THE EXERCISE
Scan the material and copy every line in which "Routledge" appears.

____________

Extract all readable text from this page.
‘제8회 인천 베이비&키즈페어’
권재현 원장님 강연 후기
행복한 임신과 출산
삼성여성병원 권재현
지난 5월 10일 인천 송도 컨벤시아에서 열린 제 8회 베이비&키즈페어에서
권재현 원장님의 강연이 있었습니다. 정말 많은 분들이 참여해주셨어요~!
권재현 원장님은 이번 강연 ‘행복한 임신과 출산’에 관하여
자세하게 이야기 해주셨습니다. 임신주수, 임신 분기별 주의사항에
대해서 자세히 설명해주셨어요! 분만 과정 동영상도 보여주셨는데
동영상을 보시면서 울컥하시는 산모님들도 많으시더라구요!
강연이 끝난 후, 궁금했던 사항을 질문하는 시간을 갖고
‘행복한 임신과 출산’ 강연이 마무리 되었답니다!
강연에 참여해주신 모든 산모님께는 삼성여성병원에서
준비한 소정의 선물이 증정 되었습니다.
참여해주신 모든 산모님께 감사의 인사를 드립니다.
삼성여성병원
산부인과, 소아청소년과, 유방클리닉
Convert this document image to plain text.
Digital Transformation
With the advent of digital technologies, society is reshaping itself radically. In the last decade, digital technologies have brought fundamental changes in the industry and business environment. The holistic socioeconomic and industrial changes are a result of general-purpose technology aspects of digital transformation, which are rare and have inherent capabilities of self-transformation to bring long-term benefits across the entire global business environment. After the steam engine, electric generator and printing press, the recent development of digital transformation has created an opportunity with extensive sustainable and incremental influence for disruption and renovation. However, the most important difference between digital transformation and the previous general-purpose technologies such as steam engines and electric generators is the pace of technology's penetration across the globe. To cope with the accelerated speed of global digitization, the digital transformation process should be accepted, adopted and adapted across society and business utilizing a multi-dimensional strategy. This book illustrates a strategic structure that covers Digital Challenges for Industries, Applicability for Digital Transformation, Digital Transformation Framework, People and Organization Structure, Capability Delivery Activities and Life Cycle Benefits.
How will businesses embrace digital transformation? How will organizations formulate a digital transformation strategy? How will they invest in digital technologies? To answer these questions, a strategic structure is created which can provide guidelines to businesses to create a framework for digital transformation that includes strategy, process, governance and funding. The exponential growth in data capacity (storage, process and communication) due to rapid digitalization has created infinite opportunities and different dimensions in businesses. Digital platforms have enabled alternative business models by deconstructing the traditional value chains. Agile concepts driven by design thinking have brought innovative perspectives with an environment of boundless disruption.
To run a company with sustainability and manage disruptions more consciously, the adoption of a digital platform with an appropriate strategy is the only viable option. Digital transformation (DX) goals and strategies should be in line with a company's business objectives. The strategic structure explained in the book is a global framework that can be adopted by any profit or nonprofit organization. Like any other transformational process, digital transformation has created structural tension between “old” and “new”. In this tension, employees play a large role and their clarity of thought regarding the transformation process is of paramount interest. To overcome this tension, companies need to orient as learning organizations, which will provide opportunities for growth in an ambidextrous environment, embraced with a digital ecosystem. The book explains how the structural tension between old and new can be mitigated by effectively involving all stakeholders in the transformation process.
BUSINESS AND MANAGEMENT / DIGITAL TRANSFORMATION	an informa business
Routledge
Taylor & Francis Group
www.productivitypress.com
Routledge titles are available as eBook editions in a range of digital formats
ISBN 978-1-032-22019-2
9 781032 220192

____________

FINAL ANSWER
Routledge
Routledge titles are available as eBook editions in a range of digital formats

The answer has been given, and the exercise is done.